* **Do this**:
Give every entry again, word for word and in full.

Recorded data
========================================================================

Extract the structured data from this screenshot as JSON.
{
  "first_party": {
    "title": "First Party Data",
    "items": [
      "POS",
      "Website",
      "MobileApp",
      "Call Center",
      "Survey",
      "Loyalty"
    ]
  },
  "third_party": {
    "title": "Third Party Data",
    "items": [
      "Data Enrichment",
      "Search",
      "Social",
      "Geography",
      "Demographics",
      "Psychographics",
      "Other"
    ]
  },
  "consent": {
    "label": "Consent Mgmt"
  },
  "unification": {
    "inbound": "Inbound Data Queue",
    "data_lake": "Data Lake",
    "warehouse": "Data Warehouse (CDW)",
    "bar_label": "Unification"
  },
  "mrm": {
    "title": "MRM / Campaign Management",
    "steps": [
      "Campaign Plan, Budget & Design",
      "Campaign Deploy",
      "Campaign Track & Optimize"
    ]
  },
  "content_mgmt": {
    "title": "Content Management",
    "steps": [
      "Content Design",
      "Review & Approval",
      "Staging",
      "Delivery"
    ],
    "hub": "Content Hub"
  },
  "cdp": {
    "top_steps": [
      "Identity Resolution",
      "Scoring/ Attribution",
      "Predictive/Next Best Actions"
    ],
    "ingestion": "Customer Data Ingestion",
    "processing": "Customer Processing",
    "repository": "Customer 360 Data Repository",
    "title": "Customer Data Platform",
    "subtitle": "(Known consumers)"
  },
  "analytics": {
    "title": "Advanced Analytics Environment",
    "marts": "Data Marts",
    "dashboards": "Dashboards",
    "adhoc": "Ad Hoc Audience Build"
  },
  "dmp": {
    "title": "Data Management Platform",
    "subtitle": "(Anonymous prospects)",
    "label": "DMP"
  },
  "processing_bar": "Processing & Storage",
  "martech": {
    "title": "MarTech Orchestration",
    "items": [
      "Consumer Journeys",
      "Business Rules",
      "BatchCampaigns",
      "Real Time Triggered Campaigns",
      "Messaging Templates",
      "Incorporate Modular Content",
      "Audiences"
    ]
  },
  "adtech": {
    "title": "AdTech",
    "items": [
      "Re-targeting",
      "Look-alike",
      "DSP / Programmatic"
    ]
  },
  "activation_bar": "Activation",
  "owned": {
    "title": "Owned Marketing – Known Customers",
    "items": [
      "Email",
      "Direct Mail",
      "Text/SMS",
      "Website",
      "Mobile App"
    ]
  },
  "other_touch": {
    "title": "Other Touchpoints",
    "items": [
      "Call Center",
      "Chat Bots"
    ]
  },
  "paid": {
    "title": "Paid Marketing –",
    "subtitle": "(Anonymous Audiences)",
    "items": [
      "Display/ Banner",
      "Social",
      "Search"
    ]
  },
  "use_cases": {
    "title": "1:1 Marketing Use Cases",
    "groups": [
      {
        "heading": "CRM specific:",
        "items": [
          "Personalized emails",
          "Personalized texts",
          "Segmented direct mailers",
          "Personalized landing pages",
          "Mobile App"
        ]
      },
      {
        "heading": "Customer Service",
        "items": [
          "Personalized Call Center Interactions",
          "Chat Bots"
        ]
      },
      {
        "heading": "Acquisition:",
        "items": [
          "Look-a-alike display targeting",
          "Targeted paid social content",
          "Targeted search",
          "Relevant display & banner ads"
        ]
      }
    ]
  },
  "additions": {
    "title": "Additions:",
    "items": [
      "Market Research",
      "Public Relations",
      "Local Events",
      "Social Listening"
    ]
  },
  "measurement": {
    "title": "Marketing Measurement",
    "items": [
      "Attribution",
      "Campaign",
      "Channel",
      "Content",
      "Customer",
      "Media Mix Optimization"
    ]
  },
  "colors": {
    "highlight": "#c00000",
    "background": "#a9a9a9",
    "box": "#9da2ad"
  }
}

========================================================================

* **Complete answer**:
Extract the structured data from this screenshot as JSON.
{
  "first_party": {
    "title": "First Party Data",
    "items": [
      "POS",
      "Website",
      "MobileApp",
      "Call Center",
      "Survey",
      "Loyalty"
    ]
  },
  "third_party": {
    "title": "Third Party Data",
    "items": [
      "Data Enrichment",
      "Search",
      "Social",
      "Geography",
      "Demographics",
      "Psychographics",
      "Other"
    ]
  },
  "consent": {
    "label": "Consent Mgmt"
  },
  "unification": {
    "inbound": "Inbound Data Queue",
    "data_lake": "Data Lake",
    "warehouse": "Data Warehouse (CDW)",
    "bar_label": "Unification"
  },
  "mrm": {
    "title": "MRM / Campaign Management",
    "steps": [
      "Campaign Plan, Budget & Design",
      "Campaign Deploy",
      "Campaign Track & Optimize"
    ]
  },
  "content_mgmt": {
    "title": "Content Management",
    "steps": [
      "Content Design",
      "Review & Approval",
      "Staging",
      "Delivery"
    ],
    "hub": "Content Hub"
  },
  "cdp": {
    "top_steps": [
      "Identity Resolution",
      "Scoring/ Attribution",
      "Predictive/Next Best Actions"
    ],
    "ingestion": "Customer Data Ingestion",
    "processing": "Customer Processing",
    "repository": "Customer 360 Data Repository",
    "title": "Customer Data Platform",
    "subtitle": "(Known consumers)"
  },
  "analytics": {
    "title": "Advanced Analytics Environment",
    "marts": "Data Marts",
    "dashboards": "Dashboards",
    "adhoc": "Ad Hoc Audience Build"
  },
  "dmp": {
    "title": "Data Management Platform",
    "subtitle": "(Anonymous prospects)",
    "label": "DMP"
  },
  "processing_bar": "Processing & Storage",
  "martech": {
    "title": "MarTech Orchestration",
    "items": [
      "Consumer Journeys",
      "Business Rules",
      "BatchCampaigns",
      "Real Time Triggered Campaigns",
      "Messaging Templates",
      "Incorporate Modular Content",
      "Audiences"
    ]
  },
  "adtech": {
    "title": "AdTech",
    "items": [
      "Re-targeting",
      "Look-alike",
      "DSP / Programmatic"
    ]
  },
  "activation_bar": "Activation",
  "owned": {
    "title": "Owned Marketing – Known Customers",
    "items": [
      "Email",
      "Direct Mail",
      "Text/SMS",
      "Website",
      "Mobile App"
    ]
  },
  "other_touch": {
    "title": "Other Touchpoints",
    "items": [
      "Call Center",
      "Chat Bots"
    ]
  },
  "paid": {
    "title": "Paid Marketing –",
    "subtitle": "(Anonymous Audiences)",
    "items": [
      "Display/ Banner",
      "Social",
      "Search"
    ]
  },
  "use_cases": {
    "title": "1:1 Marketing Use Cases",
    "groups": [
      {
        "heading": "CRM specific:",
        "items": [
          "Personalized emails",
          "Personalized texts",
          "Segmented direct mailers",
          "Personalized landing pages",
          "Mobile App"
        ]
      },
      {
        "heading": "Customer Service",
        "items": [
          "Personalized Call Center Interactions",
          "Chat Bots"
        ]
      },
      {
        "heading": "Acquisition:",
        "items": [
          "Look-a-alike display targeting",
          "Targeted paid social content",
          "Targeted search",
          "Relevant display & banner ads"
        ]
      }
    ]
  },
  "additions": {
    "title": "Additions:",
    "items": [
      "Market Research",
      "Public Relations",
      "Local Events",
      "Social Listening"
    ]
  },
  "measurement": {
    "title": "Marketing Measurement",
    "items": [
      "Attribution",
      "Campaign",
      "Channel",
      "Content",
      "Customer",
      "Media Mix Optimization"
    ]
  },
  "colors": {
    "highlight": "#c00000",
    "background": "#a9a9a9",
    "box": "#9da2ad"
  }
}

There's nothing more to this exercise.